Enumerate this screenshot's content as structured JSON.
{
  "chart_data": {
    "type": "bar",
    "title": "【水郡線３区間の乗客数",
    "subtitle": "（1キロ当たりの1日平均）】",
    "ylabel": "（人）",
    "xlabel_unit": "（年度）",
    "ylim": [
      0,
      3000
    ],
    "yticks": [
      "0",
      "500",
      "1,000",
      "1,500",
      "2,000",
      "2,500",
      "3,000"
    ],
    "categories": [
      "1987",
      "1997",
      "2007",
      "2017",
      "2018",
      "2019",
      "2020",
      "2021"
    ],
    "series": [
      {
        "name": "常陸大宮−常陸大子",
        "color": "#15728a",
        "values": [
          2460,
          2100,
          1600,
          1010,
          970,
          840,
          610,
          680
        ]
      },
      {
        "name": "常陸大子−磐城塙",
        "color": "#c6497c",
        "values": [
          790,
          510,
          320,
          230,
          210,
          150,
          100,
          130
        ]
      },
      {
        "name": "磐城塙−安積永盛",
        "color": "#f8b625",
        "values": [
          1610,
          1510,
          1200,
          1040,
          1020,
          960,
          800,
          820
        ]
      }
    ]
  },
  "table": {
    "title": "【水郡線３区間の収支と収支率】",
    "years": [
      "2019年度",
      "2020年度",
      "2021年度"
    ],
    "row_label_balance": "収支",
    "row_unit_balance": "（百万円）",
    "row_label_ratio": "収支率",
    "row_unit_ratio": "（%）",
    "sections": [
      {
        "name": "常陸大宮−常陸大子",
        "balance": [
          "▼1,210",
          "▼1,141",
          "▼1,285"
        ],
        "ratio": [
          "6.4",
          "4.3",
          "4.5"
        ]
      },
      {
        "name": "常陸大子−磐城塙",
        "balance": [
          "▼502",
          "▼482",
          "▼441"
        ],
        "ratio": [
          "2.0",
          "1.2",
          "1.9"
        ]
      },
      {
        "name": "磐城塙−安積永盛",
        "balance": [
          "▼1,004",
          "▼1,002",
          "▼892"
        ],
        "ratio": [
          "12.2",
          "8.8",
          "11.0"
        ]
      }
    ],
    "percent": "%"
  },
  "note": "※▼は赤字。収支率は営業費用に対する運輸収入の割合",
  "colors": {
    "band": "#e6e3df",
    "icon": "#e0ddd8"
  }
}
________________________
◆ **What you will do**
Quote the data in full, keeping each word unchanged.

◆ **The output**
Enumerate this screenshot's content as structured JSON.
{
  "chart_data": {
    "type": "bar",
    "title": "【水郡線３区間の乗客数",
    "subtitle": "（1キロ当たりの1日平均）】",
    "ylabel": "（人）",
    "xlabel_unit": "（年度）",
    "ylim": [
      0,
      3000
    ],
    "yticks": [
      "0",
      "500",
      "1,000",
      "1,500",
      "2,000",
      "2,500",
      "3,000"
    ],
    "categories": [
      "1987",
      "1997",
      "2007",
      "2017",
      "2018",
      "2019",
      "2020",
      "2021"
    ],
    "series": [
      {
        "name": "常陸大宮−常陸大子",
        "color": "#15728a",
        "values": [
          2460,
          2100,
          1600,
          1010,
          970,
          840,
          610,
          680
        ]
      },
      {
        "name": "常陸大子−磐城塙",
        "color": "#c6497c",
        "values": [
          790,
          510,
          320,
          230,
          210,
          150,
          100,
          130
        ]
      },
      {
        "name": "磐城塙−安積永盛",
        "color": "#f8b625",
        "values": [
          1610,
          1510,
          1200,
          1040,
          1020,
          960,
          800,
          820
        ]
      }
    ]
  },
  "table": {
    "title": "【水郡線３区間の収支と収支率】",
    "years": [
      "2019年度",
      "2020年度",
      "2021年度"
    ],
    "row_label_balance": "収支",
    "row_unit_balance": "（百万円）",
    "row_label_ratio": "収支率",
    "row_unit_ratio": "（%）",
    "sections": [
      {
        "name": "常陸大宮−常陸大子",
        "balance": [
          "▼1,210",
          "▼1,141",
          "▼1,285"
        ],
        "ratio": [
          "6.4",
          "4.3",
          "4.5"
        ]
      },
      {
        "name": "常陸大子−磐城塙",
        "balance": [
          "▼502",
          "▼482",
          "▼441"
        ],
        "ratio": [
          "2.0",
          "1.2",
          "1.9"
        ]
      },
      {
        "name": "磐城塙−安積永盛",
        "balance": [
          "▼1,004",
          "▼1,002",
          "▼892"
        ],
        "ratio": [
          "12.2",
          "8.8",
          "11.0"
        ]
      }
    ],
    "percent": "%"
  },
  "note": "※▼は赤字。収支率は営業費用に対する運輸収入の割合",
  "colors": {
    "band": "#e6e3df",
    "icon": "#e0ddd8"
  }
}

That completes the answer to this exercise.